WHAT YOU HAVE TO DO
Find the lines that hold "came". Report only how many there are.

═════ LISTED ENTRIES

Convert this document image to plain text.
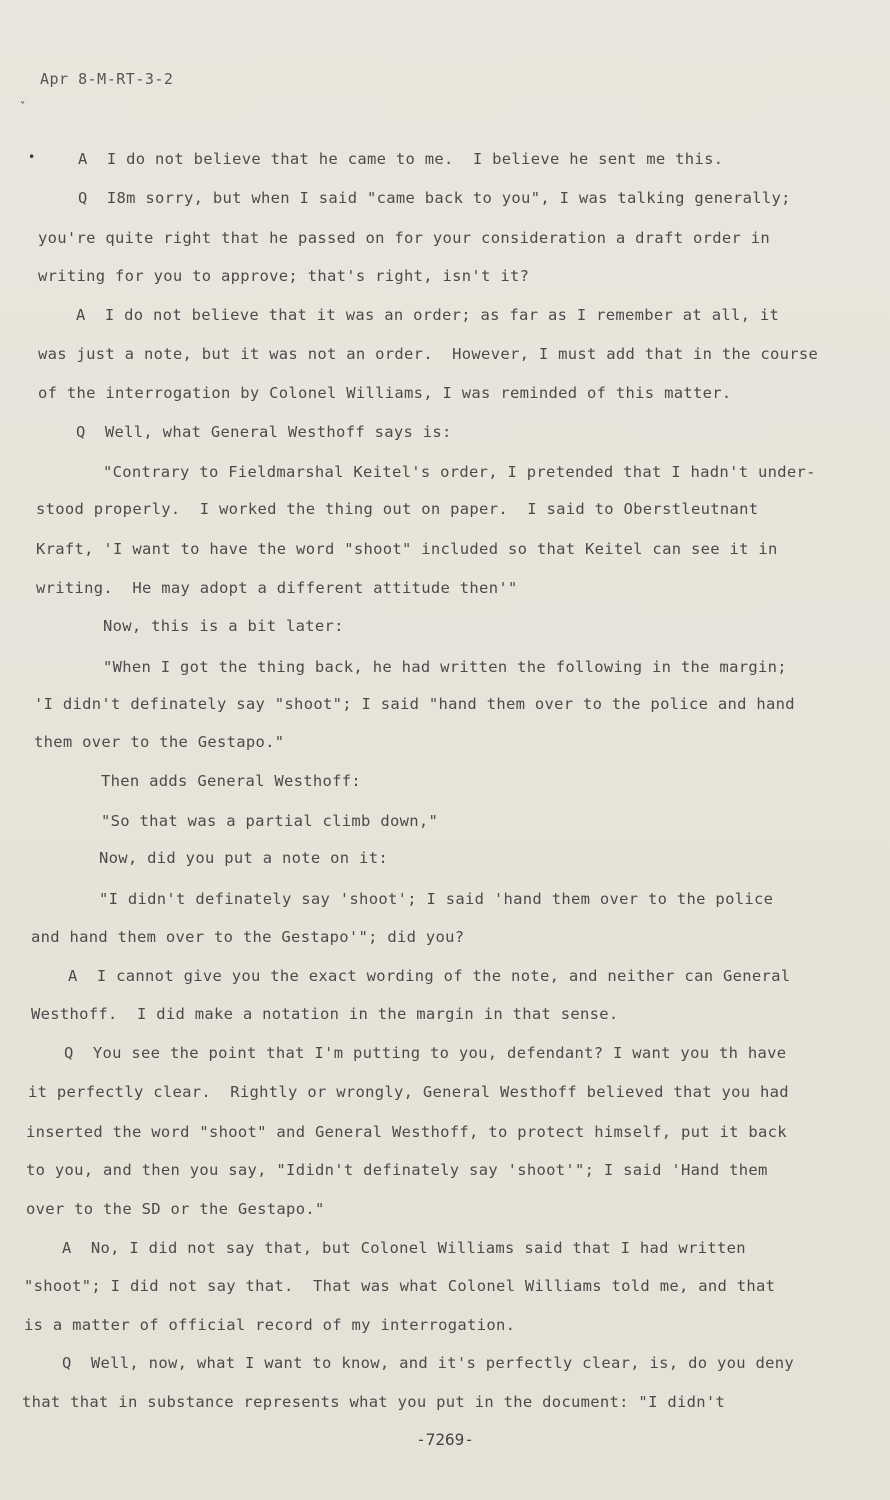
Apr 8-M-RT-3-2
ˇ
•	A  I do not believe that he came to me.  I believe he sent me this.
Q  I8m sorry, but when I said "came back to you", I was talking generally;
you're quite right that he passed on for your consideration a draft order in
writing for you to approve; that's right, isn't it?
A  I do not believe that it was an order; as far as I remember at all, it
was just a note, but it was not an order.  However, I must add that in the course
of the interrogation by Colonel Williams, I was reminded of this matter.
Q  Well, what General Westhoff says is:
"Contrary to Fieldmarshal Keitel's order, I pretended that I hadn't under-
stood properly.  I worked the thing out on paper.  I said to Oberstleutnant
Kraft, 'I want to have the word "shoot" included so that Keitel can see it in
writing.  He may adopt a different attitude then'"
Now, this is a bit later:
"When I got the thing back, he had written the following in the margin;
'I didn't definately say "shoot"; I said "hand them over to the police and hand
them over to the Gestapo."
Then adds General Westhoff:
"So that was a partial climb down,"
Now, did you put a note on it:
"I didn't definately say 'shoot'; I said 'hand them over to the police
and hand them over to the Gestapo'"; did you?
A  I cannot give you the exact wording of the note, and neither can General
Westhoff.  I did make a notation in the margin in that sense.
Q  You see the point that I'm putting to you, defendant? I want you th have
it perfectly clear.  Rightly or wrongly, General Westhoff believed that you had
inserted the word "shoot" and General Westhoff, to protect himself, put it back
to you, and then you say, "Ididn't definately say 'shoot'"; I said 'Hand them
over to the SD or the Gestapo."
A  No, I did not say that, but Colonel Williams said that I had written
"shoot"; I did not say that.  That was what Colonel Williams told me, and that
is a matter of official record of my interrogation.
Q  Well, now, what I want to know, and it's perfectly clear, is, do you deny
that that in substance represents what you put in the document: "I didn't
-7269-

══════════

WORKED SOLUTION
2